### Task to complete
Copy every entry word for word. Skip the pictures.

### Source material

------

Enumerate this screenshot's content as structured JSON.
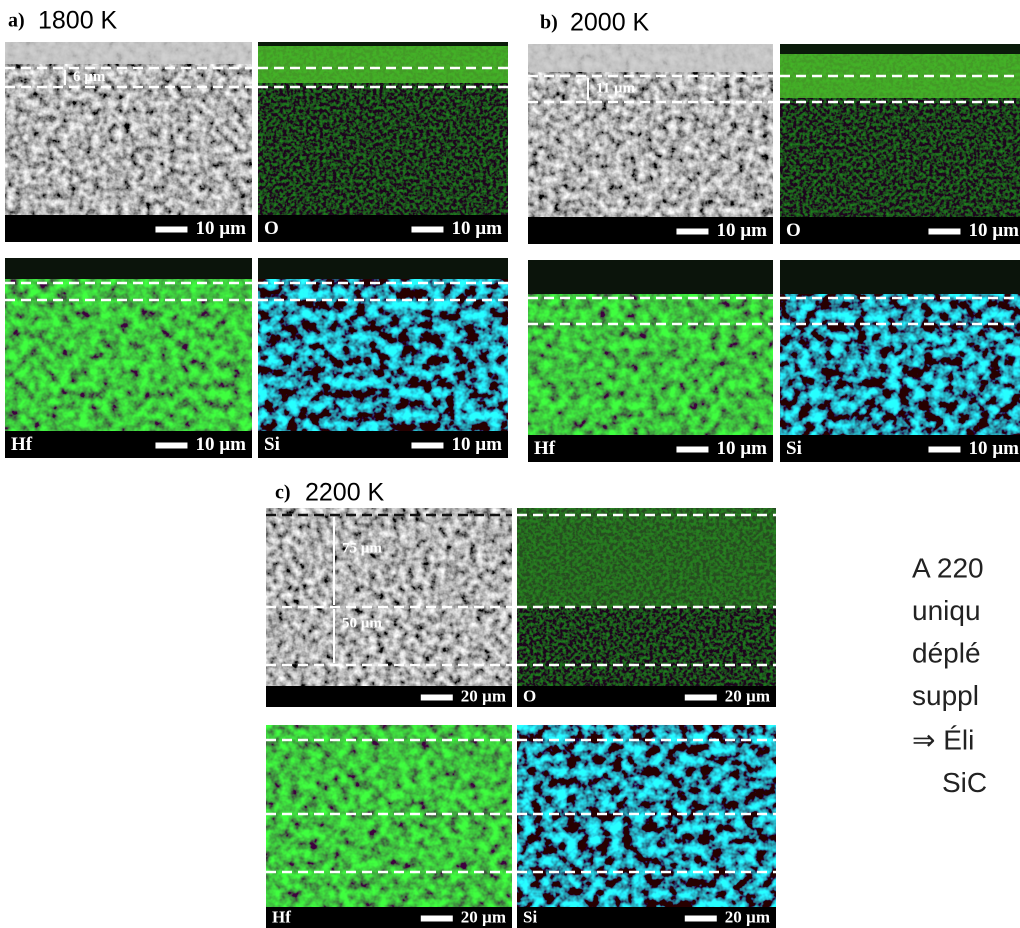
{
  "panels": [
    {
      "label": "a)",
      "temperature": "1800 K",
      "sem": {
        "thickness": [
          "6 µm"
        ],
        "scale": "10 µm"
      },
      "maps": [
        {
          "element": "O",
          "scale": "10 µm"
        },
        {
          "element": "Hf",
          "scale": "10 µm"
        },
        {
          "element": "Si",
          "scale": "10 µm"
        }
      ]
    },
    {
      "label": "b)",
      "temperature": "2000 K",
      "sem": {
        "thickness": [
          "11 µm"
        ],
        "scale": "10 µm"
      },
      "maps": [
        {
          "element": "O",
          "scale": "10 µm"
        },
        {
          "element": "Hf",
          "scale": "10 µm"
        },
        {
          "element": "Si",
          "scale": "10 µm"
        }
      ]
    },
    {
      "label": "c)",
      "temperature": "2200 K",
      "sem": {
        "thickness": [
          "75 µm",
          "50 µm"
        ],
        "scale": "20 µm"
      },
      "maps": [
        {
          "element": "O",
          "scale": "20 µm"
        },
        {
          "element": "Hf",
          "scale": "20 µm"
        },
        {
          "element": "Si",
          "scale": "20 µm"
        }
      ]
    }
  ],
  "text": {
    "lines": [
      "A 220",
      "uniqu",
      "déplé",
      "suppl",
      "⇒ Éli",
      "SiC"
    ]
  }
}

------

### Solution to the problem
Enumerate this screenshot's content as structured JSON.
{
  "panels": [
    {
      "label": "a)",
      "temperature": "1800 K",
      "sem": {
        "thickness": [
          "6 µm"
        ],
        "scale": "10 µm"
      },
      "maps": [
        {
          "element": "O",
          "scale": "10 µm"
        },
        {
          "element": "Hf",
          "scale": "10 µm"
        },
        {
          "element": "Si",
          "scale": "10 µm"
        }
      ]
    },
    {
      "label": "b)",
      "temperature": "2000 K",
      "sem": {
        "thickness": [
          "11 µm"
        ],
        "scale": "10 µm"
      },
      "maps": [
        {
          "element": "O",
          "scale": "10 µm"
        },
        {
          "element": "Hf",
          "scale": "10 µm"
        },
        {
          "element": "Si",
          "scale": "10 µm"
        }
      ]
    },
    {
      "label": "c)",
      "temperature": "2200 K",
      "sem": {
        "thickness": [
          "75 µm",
          "50 µm"
        ],
        "scale": "20 µm"
      },
      "maps": [
        {
          "element": "O",
          "scale": "20 µm"
        },
        {
          "element": "Hf",
          "scale": "20 µm"
        },
        {
          "element": "Si",
          "scale": "20 µm"
        }
      ]
    }
  ],
  "text": {
    "lines": [
      "A 220",
      "uniqu",
      "déplé",
      "suppl",
      "⇒ Éli",
      "SiC"
    ]
  }
}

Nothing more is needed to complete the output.